## TASK BRIEF
Check each line below for the word "эффективности", and copy those that have it.

========

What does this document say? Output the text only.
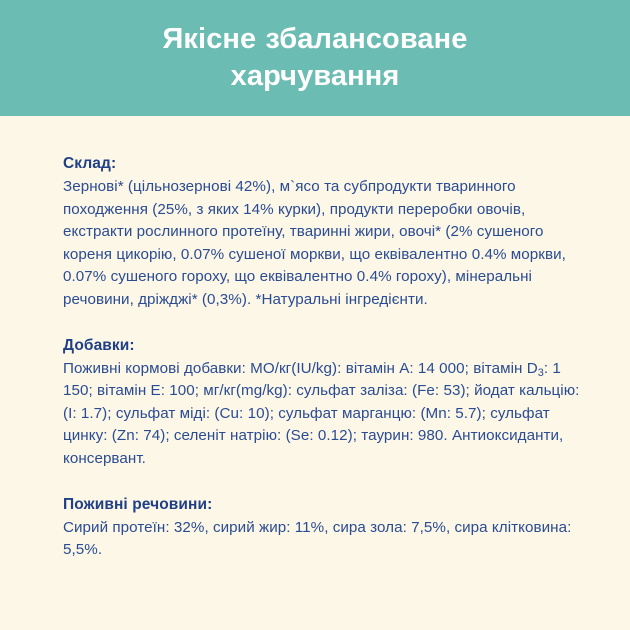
Якісне збалансоване харчування

Склад:

Зернові* (цільнозернові 42%), м`ясо та субпродукти тваринного походження (25%, з яких 14% курки), продукти переробки овочів, екстракти рослинного протеїну, тваринні жири, овочі* (2% сушеного кореня цикорію, 0.07% сушеної моркви, що еквівалентно 0.4% моркви, 0.07% сушеного гороху, що еквівалентно 0.4% гороху), мінеральні речовини, дріжджі* (0,3%). *Натуральні інгредієнти.

Добавки:

Поживні кормові добавки: МО/кг(IU/kg): вітамін A: 14 000; вітамін $D_3$: 1 150; вітамін E: 100; мг/кг(mg/kg): сульфат заліза: (Fe: 53); йодат кальцію: (I: 1.7); сульфат міді: (Cu: 10); сульфат марганцю: (Mn: 5.7); сульфат цинку: (Zn: 74); селеніт натрію: (Se: 0.12); таурин: 980. Антиоксиданти, консервант.

Поживні речовини:

Сирий протеїн: 32%, сирий жир: 11%, сира зола: 7,5%, сира клітковина: 5,5%.
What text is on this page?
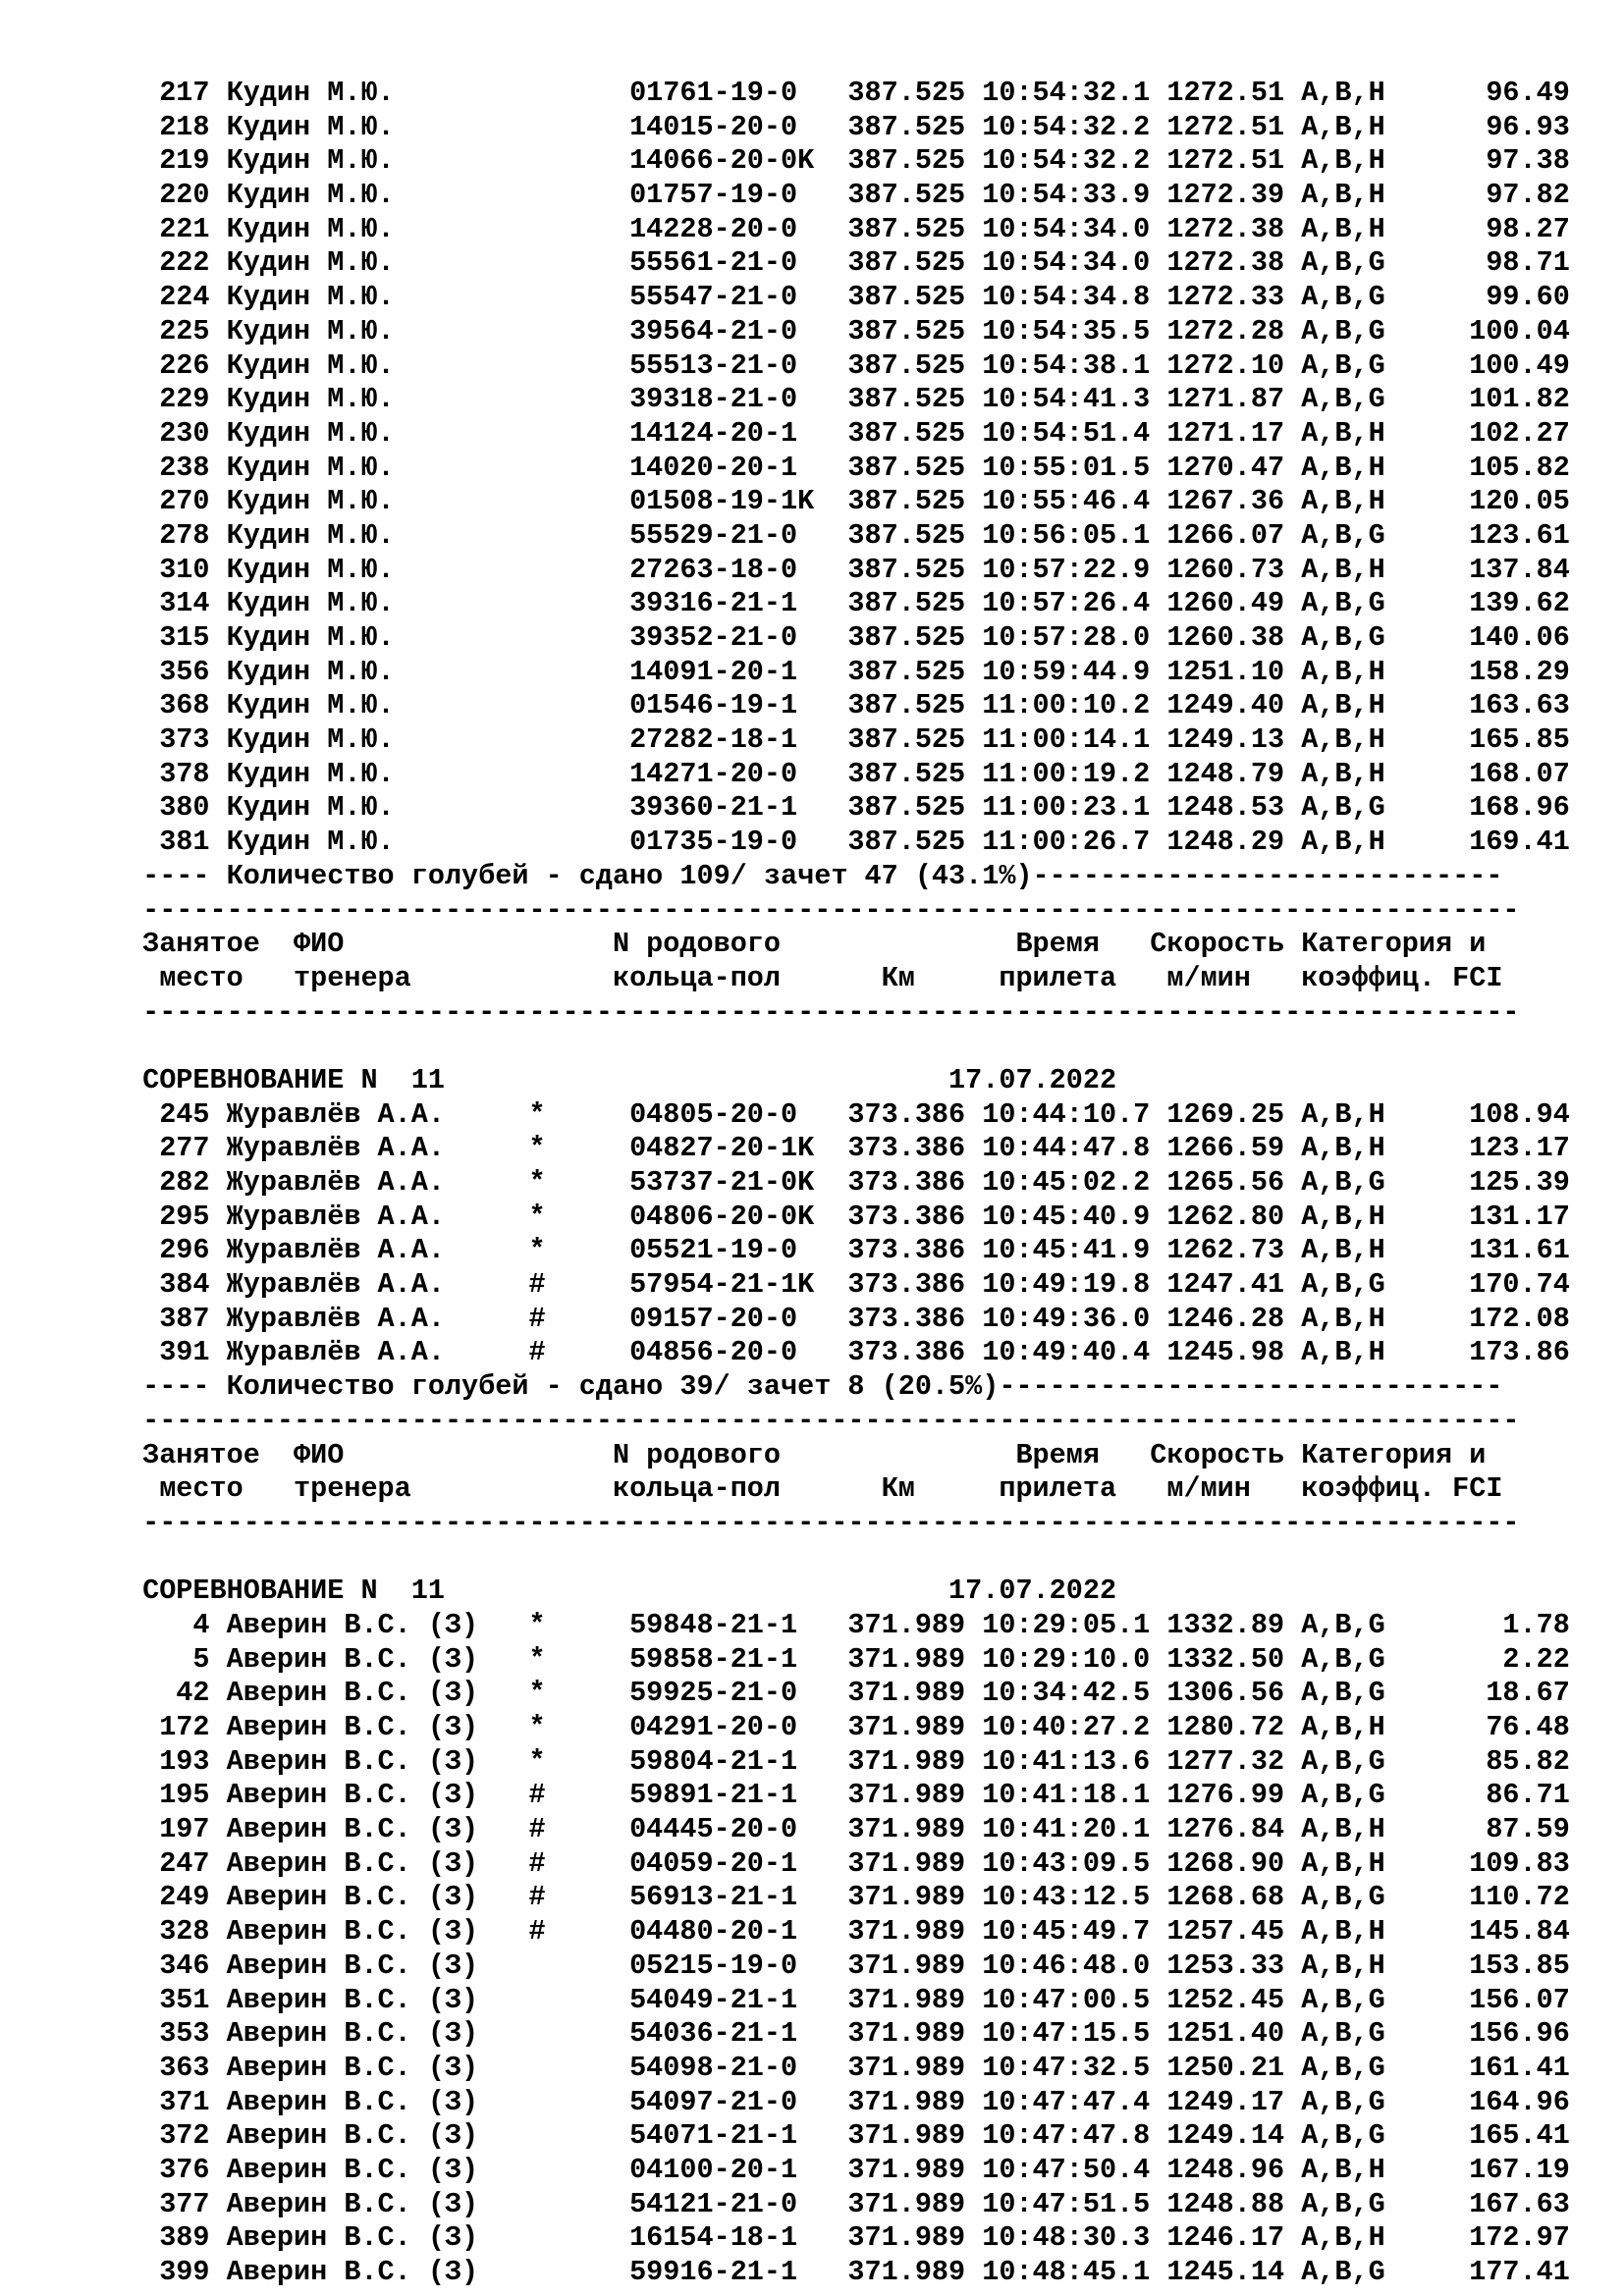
217 Кудин М.Ю.              01761-19-0   387.525 10:54:32.1 1272.51 A,B,H      96.49
218 Кудин М.Ю.              14015-20-0   387.525 10:54:32.2 1272.51 A,B,H      96.93
219 Кудин М.Ю.              14066-20-0K  387.525 10:54:32.2 1272.51 A,B,H      97.38
220 Кудин М.Ю.              01757-19-0   387.525 10:54:33.9 1272.39 A,B,H      97.82
221 Кудин М.Ю.              14228-20-0   387.525 10:54:34.0 1272.38 A,B,H      98.27
222 Кудин М.Ю.              55561-21-0   387.525 10:54:34.0 1272.38 A,B,G      98.71
224 Кудин М.Ю.              55547-21-0   387.525 10:54:34.8 1272.33 A,B,G      99.60
225 Кудин М.Ю.              39564-21-0   387.525 10:54:35.5 1272.28 A,B,G     100.04
226 Кудин М.Ю.              55513-21-0   387.525 10:54:38.1 1272.10 A,B,G     100.49
229 Кудин М.Ю.              39318-21-0   387.525 10:54:41.3 1271.87 A,B,G     101.82
230 Кудин М.Ю.              14124-20-1   387.525 10:54:51.4 1271.17 A,B,H     102.27
238 Кудин М.Ю.              14020-20-1   387.525 10:55:01.5 1270.47 A,B,H     105.82
270 Кудин М.Ю.              01508-19-1K  387.525 10:55:46.4 1267.36 A,B,H     120.05
278 Кудин М.Ю.              55529-21-0   387.525 10:56:05.1 1266.07 A,B,G     123.61
310 Кудин М.Ю.              27263-18-0   387.525 10:57:22.9 1260.73 A,B,H     137.84
314 Кудин М.Ю.              39316-21-1   387.525 10:57:26.4 1260.49 A,B,G     139.62
315 Кудин М.Ю.              39352-21-0   387.525 10:57:28.0 1260.38 A,B,G     140.06
356 Кудин М.Ю.              14091-20-1   387.525 10:59:44.9 1251.10 A,B,H     158.29
368 Кудин М.Ю.              01546-19-1   387.525 11:00:10.2 1249.40 A,B,H     163.63
373 Кудин М.Ю.              27282-18-1   387.525 11:00:14.1 1249.13 A,B,H     165.85
378 Кудин М.Ю.              14271-20-0   387.525 11:00:19.2 1248.79 A,B,H     168.07
380 Кудин М.Ю.              39360-21-1   387.525 11:00:23.1 1248.53 A,B,G     168.96
381 Кудин М.Ю.              01735-19-0   387.525 11:00:26.7 1248.29 A,B,H     169.41
---- Количество голубей - сдано 109/ зачет 47 (43.1%)----------------------------
----------------------------------------------------------------------------------
Занятое  ФИО                N родового              Время   Скорость Категория и
место   тренера            кольца-пол      Км     прилета   м/мин   коэффиц. FCI
----------------------------------------------------------------------------------
СОРЕВНОВАНИЕ N  11                              17.07.2022
245 Журавлёв А.А.     *     04805-20-0   373.386 10:44:10.7 1269.25 A,B,H     108.94
277 Журавлёв А.А.     *     04827-20-1K  373.386 10:44:47.8 1266.59 A,B,H     123.17
282 Журавлёв А.А.     *     53737-21-0K  373.386 10:45:02.2 1265.56 A,B,G     125.39
295 Журавлёв А.А.     *     04806-20-0K  373.386 10:45:40.9 1262.80 A,B,H     131.17
296 Журавлёв А.А.     *     05521-19-0   373.386 10:45:41.9 1262.73 A,B,H     131.61
384 Журавлёв А.А.     #     57954-21-1K  373.386 10:49:19.8 1247.41 A,B,G     170.74
387 Журавлёв А.А.     #     09157-20-0   373.386 10:49:36.0 1246.28 A,B,H     172.08
391 Журавлёв А.А.     #     04856-20-0   373.386 10:49:40.4 1245.98 A,B,H     173.86
---- Количество голубей - сдано 39/ зачет 8 (20.5%)------------------------------
----------------------------------------------------------------------------------
Занятое  ФИО                N родового              Время   Скорость Категория и
место   тренера            кольца-пол      Км     прилета   м/мин   коэффиц. FCI
----------------------------------------------------------------------------------
СОРЕВНОВАНИЕ N  11                              17.07.2022
4 Аверин В.С. (З)   *     59848-21-1   371.989 10:29:05.1 1332.89 A,B,G       1.78
5 Аверин В.С. (З)   *     59858-21-1   371.989 10:29:10.0 1332.50 A,B,G       2.22
42 Аверин В.С. (З)   *     59925-21-0   371.989 10:34:42.5 1306.56 A,B,G      18.67
172 Аверин В.С. (З)   *     04291-20-0   371.989 10:40:27.2 1280.72 A,B,H      76.48
193 Аверин В.С. (З)   *     59804-21-1   371.989 10:41:13.6 1277.32 A,B,G      85.82
195 Аверин В.С. (З)   #     59891-21-1   371.989 10:41:18.1 1276.99 A,B,G      86.71
197 Аверин В.С. (З)   #     04445-20-0   371.989 10:41:20.1 1276.84 A,B,H      87.59
247 Аверин В.С. (З)   #     04059-20-1   371.989 10:43:09.5 1268.90 A,B,H     109.83
249 Аверин В.С. (З)   #     56913-21-1   371.989 10:43:12.5 1268.68 A,B,G     110.72
328 Аверин В.С. (З)   #     04480-20-1   371.989 10:45:49.7 1257.45 A,B,H     145.84
346 Аверин В.С. (З)         05215-19-0   371.989 10:46:48.0 1253.33 A,B,H     153.85
351 Аверин В.С. (З)         54049-21-1   371.989 10:47:00.5 1252.45 A,B,G     156.07
353 Аверин В.С. (З)         54036-21-1   371.989 10:47:15.5 1251.40 A,B,G     156.96
363 Аверин В.С. (З)         54098-21-0   371.989 10:47:32.5 1250.21 A,B,G     161.41
371 Аверин В.С. (З)         54097-21-0   371.989 10:47:47.4 1249.17 A,B,G     164.96
372 Аверин В.С. (З)         54071-21-1   371.989 10:47:47.8 1249.14 A,B,G     165.41
376 Аверин В.С. (З)         04100-20-1   371.989 10:47:50.4 1248.96 A,B,H     167.19
377 Аверин В.С. (З)         54121-21-0   371.989 10:47:51.5 1248.88 A,B,G     167.63
389 Аверин В.С. (З)         16154-18-1   371.989 10:48:30.3 1246.17 A,B,H     172.97
399 Аверин В.С. (З)         59916-21-1   371.989 10:48:45.1 1245.14 A,B,G     177.41
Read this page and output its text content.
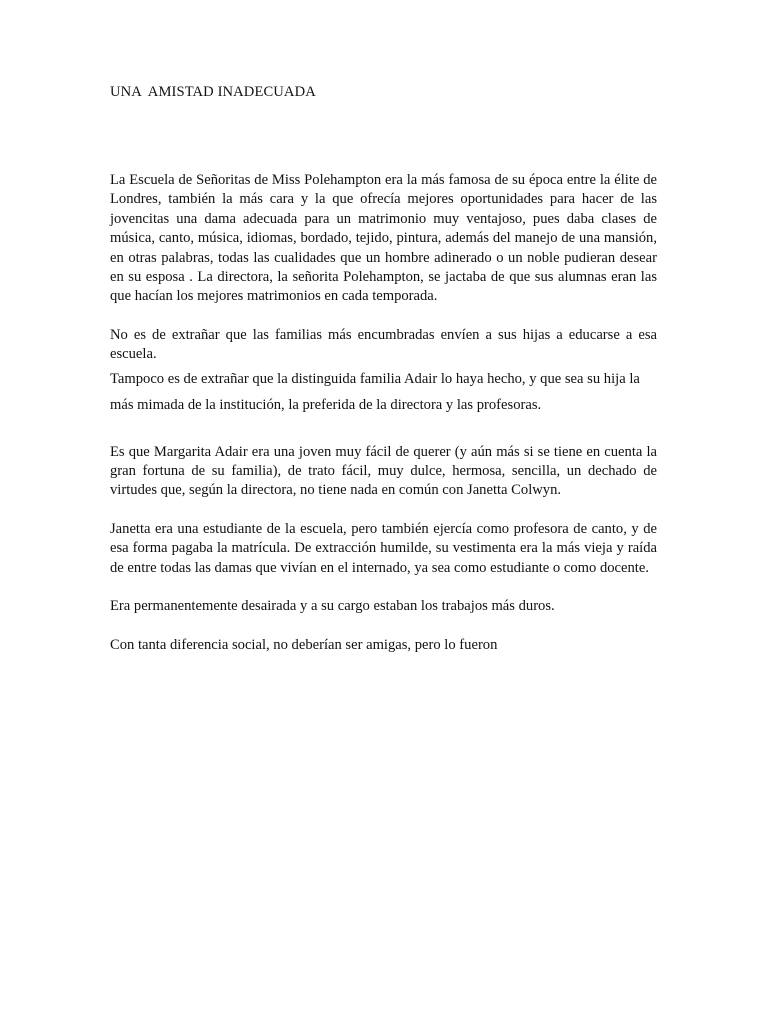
UNA  AMISTAD INADECUADA

La Escuela de Señoritas de Miss Polehampton era la más famosa de su época entre la élite de Londres, también la más cara y la que ofrecía mejores oportunidades para hacer de las jovencitas una dama adecuada para un matrimonio muy ventajoso, pues daba clases de música, canto, música, idiomas, bordado, tejido, pintura, además del manejo de una mansión, en otras palabras, todas las cualidades que un hombre adinerado o un noble pudieran desear en su esposa . La directora, la señorita Polehampton, se jactaba de que sus alumnas eran las que hacían los mejores matrimonios en cada temporada.

No es de extrañar que las familias más encumbradas envíen a sus hijas a educarse a esa escuela.

Tampoco es de extrañar que la distinguida familia Adair lo haya hecho, y que sea su hija la más mimada de la institución, la preferida de la directora y las profesoras.

Es que Margarita Adair era una joven muy fácil de querer (y aún más si se tiene en cuenta la gran fortuna de su familia), de trato fácil, muy dulce, hermosa, sencilla, un dechado de virtudes que, según la directora, no tiene nada en común con Janetta Colwyn.

Janetta era una estudiante de la escuela, pero también ejercía como profesora de canto, y de esa forma pagaba la matrícula. De extracción humilde, su vestimenta era la más vieja y raída de entre todas las damas que vivían en el internado, ya sea como estudiante o como docente.

Era permanentemente desairada y a su cargo estaban los trabajos más duros.

Con tanta diferencia social, no deberían ser amigas, pero lo fueron
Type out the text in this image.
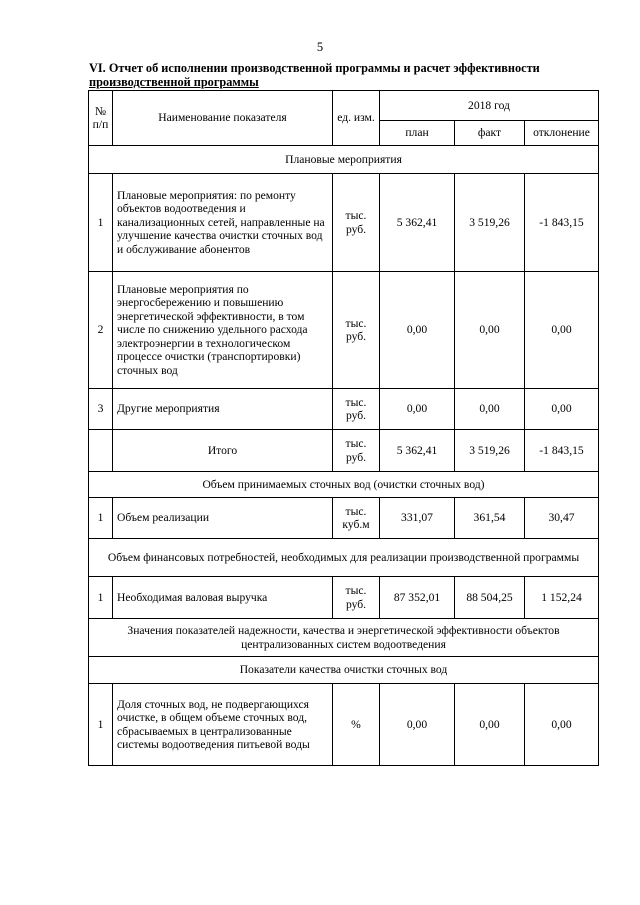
5
VI. Отчет об исполнении производственной программы и расчет эффективности
производственной программы
№ п/п	Наименование показателя	ед. изм.	2018 год		
			план	факт	отклонение
Плановые мероприятия					
1	Плановые мероприятия: по ремонту объектов водоотведения и канализационных сетей, направленные на улучшение качества очистки сточных вод и обслуживание абонентов	тыс. руб.	5 362,41	3 519,26	-1 843,15
2	Плановые мероприятия по энергосбережению и повышению энергетической эффективности, в том числе по снижению удельного расхода электроэнергии в технологическом процессе очистки (транспортировки) сточных вод	тыс. руб.	0,00	0,00	0,00
3	Другие мероприятия	тыс. руб.	0,00	0,00	0,00
	Итого	тыс. руб.	5 362,41	3 519,26	-1 843,15
Объем принимаемых сточных вод (очистки сточных вод)					
1	Объем реализации	тыс. куб.м	331,07	361,54	30,47
Объем финансовых потребностей, необходимых для реализации производственной программы					
1	Необходимая валовая выручка	тыс. руб.	87 352,01	88 504,25	1 152,24
Значения показателей надежности, качества и энергетической эффективности объектов централизованных систем водоотведения					
Показатели качества очистки сточных вод					
1	Доля сточных вод, не подвергающихся очистке, в общем объеме сточных вод, сбрасываемых в централизованные системы водоотведения питьевой воды	%	0,00	0,00	0,00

========

## ANSWER
VI. Отчет об исполнении производственной программы и расчет эффективности
2	Плановые мероприятия по энергосбережению и повышению энергетической эффективности, в том числе по снижению удельного расхода электроэнергии в технологическом процессе очистки (транспортировки) сточных вод	тыс. руб.	0,00	0,00	0,00
Значения показателей надежности, качества и энергетической эффективности объектов централизованных систем водоотведения					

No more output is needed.